(Data items)

**********

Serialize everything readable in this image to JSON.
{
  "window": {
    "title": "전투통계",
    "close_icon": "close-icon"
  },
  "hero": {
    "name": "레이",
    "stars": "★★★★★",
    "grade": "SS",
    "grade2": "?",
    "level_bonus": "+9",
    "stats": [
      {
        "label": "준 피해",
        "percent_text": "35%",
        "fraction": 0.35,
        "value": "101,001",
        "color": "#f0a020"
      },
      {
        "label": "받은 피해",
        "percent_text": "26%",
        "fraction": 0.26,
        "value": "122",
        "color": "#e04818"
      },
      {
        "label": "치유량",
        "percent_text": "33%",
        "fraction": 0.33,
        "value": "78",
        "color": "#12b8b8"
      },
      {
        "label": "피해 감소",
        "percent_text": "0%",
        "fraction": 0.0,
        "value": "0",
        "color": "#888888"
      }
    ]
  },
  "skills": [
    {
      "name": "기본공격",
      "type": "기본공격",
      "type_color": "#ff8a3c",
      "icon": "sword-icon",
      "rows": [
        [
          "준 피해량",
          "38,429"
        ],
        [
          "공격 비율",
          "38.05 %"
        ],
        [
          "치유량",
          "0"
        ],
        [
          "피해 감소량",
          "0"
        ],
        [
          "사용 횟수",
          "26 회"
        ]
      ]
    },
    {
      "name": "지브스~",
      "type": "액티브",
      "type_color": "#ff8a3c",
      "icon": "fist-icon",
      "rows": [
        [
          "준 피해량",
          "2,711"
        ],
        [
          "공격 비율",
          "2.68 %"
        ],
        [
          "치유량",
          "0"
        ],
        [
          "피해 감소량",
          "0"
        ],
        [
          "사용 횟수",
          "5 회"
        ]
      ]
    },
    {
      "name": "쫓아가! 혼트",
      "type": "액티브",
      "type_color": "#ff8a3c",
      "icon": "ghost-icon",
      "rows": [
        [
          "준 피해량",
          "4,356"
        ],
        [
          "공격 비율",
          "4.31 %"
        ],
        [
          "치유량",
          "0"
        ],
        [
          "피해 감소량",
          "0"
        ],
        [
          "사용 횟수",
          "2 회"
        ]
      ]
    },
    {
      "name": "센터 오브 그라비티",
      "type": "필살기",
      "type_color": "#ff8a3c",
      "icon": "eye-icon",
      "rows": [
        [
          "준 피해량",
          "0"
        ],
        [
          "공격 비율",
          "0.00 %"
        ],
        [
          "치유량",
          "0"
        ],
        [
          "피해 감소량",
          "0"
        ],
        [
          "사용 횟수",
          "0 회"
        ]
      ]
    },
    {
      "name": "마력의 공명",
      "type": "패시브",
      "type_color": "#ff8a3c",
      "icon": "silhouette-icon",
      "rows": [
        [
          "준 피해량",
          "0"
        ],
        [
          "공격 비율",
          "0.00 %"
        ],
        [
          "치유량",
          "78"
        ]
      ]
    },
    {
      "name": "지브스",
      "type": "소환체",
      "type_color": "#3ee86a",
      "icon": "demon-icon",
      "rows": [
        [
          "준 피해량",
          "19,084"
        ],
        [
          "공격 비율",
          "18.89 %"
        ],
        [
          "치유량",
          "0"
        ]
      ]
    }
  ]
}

**********

Set down every record above exactly as given.

### The solution
Serialize everything readable in this image to JSON.
{
  "window": {
    "title": "전투통계",
    "close_icon": "close-icon"
  },
  "hero": {
    "name": "레이",
    "stars": "★★★★★",
    "grade": "SS",
    "grade2": "?",
    "level_bonus": "+9",
    "stats": [
      {
        "label": "준 피해",
        "percent_text": "35%",
        "fraction": 0.35,
        "value": "101,001",
        "color": "#f0a020"
      },
      {
        "label": "받은 피해",
        "percent_text": "26%",
        "fraction": 0.26,
        "value": "122",
        "color": "#e04818"
      },
      {
        "label": "치유량",
        "percent_text": "33%",
        "fraction": 0.33,
        "value": "78",
        "color": "#12b8b8"
      },
      {
        "label": "피해 감소",
        "percent_text": "0%",
        "fraction": 0.0,
        "value": "0",
        "color": "#888888"
      }
    ]
  },
  "skills": [
    {
      "name": "기본공격",
      "type": "기본공격",
      "type_color": "#ff8a3c",
      "icon": "sword-icon",
      "rows": [
        [
          "준 피해량",
          "38,429"
        ],
        [
          "공격 비율",
          "38.05 %"
        ],
        [
          "치유량",
          "0"
        ],
        [
          "피해 감소량",
          "0"
        ],
        [
          "사용 횟수",
          "26 회"
        ]
      ]
    },
    {
      "name": "지브스~",
      "type": "액티브",
      "type_color": "#ff8a3c",
      "icon": "fist-icon",
      "rows": [
        [
          "준 피해량",
          "2,711"
        ],
        [
          "공격 비율",
          "2.68 %"
        ],
        [
          "치유량",
          "0"
        ],
        [
          "피해 감소량",
          "0"
        ],
        [
          "사용 횟수",
          "5 회"
        ]
      ]
    },
    {
      "name": "쫓아가! 혼트",
      "type": "액티브",
      "type_color": "#ff8a3c",
      "icon": "ghost-icon",
      "rows": [
        [
          "준 피해량",
          "4,356"
        ],
        [
          "공격 비율",
          "4.31 %"
        ],
        [
          "치유량",
          "0"
        ],
        [
          "피해 감소량",
          "0"
        ],
        [
          "사용 횟수",
          "2 회"
        ]
      ]
    },
    {
      "name": "센터 오브 그라비티",
      "type": "필살기",
      "type_color": "#ff8a3c",
      "icon": "eye-icon",
      "rows": [
        [
          "준 피해량",
          "0"
        ],
        [
          "공격 비율",
          "0.00 %"
        ],
        [
          "치유량",
          "0"
        ],
        [
          "피해 감소량",
          "0"
        ],
        [
          "사용 횟수",
          "0 회"
        ]
      ]
    },
    {
      "name": "마력의 공명",
      "type": "패시브",
      "type_color": "#ff8a3c",
      "icon": "silhouette-icon",
      "rows": [
        [
          "준 피해량",
          "0"
        ],
        [
          "공격 비율",
          "0.00 %"
        ],
        [
          "치유량",
          "78"
        ]
      ]
    },
    {
      "name": "지브스",
      "type": "소환체",
      "type_color": "#3ee86a",
      "icon": "demon-icon",
      "rows": [
        [
          "준 피해량",
          "19,084"
        ],
        [
          "공격 비율",
          "18.89 %"
        ],
        [
          "치유량",
          "0"
        ]
      ]
    }
  ]
}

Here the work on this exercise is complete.